— Start Entries provided —

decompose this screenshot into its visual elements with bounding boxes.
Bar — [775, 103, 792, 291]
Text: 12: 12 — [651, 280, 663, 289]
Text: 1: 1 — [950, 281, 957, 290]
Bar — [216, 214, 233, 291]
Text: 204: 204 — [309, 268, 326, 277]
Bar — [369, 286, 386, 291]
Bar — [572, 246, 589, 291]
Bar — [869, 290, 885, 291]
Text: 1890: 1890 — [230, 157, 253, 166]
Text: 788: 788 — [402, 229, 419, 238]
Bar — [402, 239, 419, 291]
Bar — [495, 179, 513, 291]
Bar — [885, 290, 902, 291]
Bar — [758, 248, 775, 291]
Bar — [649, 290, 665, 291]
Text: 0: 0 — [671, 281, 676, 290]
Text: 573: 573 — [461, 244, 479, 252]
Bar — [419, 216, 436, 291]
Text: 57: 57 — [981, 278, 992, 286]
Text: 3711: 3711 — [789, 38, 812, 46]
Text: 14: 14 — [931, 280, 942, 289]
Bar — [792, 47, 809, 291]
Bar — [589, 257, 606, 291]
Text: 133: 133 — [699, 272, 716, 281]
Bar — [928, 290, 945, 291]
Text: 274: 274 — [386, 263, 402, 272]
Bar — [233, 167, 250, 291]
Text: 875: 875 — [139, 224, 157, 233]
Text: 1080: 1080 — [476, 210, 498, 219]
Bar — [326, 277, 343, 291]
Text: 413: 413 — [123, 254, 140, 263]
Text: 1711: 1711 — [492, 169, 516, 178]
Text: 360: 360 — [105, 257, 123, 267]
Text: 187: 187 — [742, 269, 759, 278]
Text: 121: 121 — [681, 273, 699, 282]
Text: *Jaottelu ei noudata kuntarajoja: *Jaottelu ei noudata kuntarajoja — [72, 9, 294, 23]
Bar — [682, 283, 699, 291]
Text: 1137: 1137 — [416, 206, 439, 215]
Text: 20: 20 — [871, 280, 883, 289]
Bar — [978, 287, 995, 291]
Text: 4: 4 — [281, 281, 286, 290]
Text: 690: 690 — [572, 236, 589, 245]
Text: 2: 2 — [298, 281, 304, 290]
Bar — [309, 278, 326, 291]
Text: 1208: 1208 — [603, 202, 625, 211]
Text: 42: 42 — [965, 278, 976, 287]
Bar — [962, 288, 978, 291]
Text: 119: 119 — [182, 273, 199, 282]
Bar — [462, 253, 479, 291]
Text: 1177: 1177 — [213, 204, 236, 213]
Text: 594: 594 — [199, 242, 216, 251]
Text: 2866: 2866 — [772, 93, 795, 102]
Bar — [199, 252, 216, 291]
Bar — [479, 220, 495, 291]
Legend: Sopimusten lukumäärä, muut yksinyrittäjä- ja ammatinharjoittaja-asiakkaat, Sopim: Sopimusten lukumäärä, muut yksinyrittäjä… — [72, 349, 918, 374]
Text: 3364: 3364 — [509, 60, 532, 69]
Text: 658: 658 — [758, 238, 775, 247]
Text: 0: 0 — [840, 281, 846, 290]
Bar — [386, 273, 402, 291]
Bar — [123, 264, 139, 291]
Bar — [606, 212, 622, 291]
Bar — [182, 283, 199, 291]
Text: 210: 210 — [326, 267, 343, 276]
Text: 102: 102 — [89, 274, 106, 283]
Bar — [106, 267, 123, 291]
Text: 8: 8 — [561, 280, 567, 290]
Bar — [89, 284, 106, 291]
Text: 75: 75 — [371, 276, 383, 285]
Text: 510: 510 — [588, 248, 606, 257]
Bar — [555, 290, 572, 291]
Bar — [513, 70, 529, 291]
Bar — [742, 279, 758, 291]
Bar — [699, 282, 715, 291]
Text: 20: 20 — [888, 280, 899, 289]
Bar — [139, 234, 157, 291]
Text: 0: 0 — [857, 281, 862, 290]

— End Entries provided —

→ What is required
Gather every line from the entries above that contains the string "Sopim".

→ Output of the exercise
Legend: Sopimusten lukumäärä, muut yksinyrittäjä- ja ammatinharjoittaja-asiakkaat, Sopim: Sopimusten lukumäärä, muut yksinyrittäjä… — [72, 349, 918, 374]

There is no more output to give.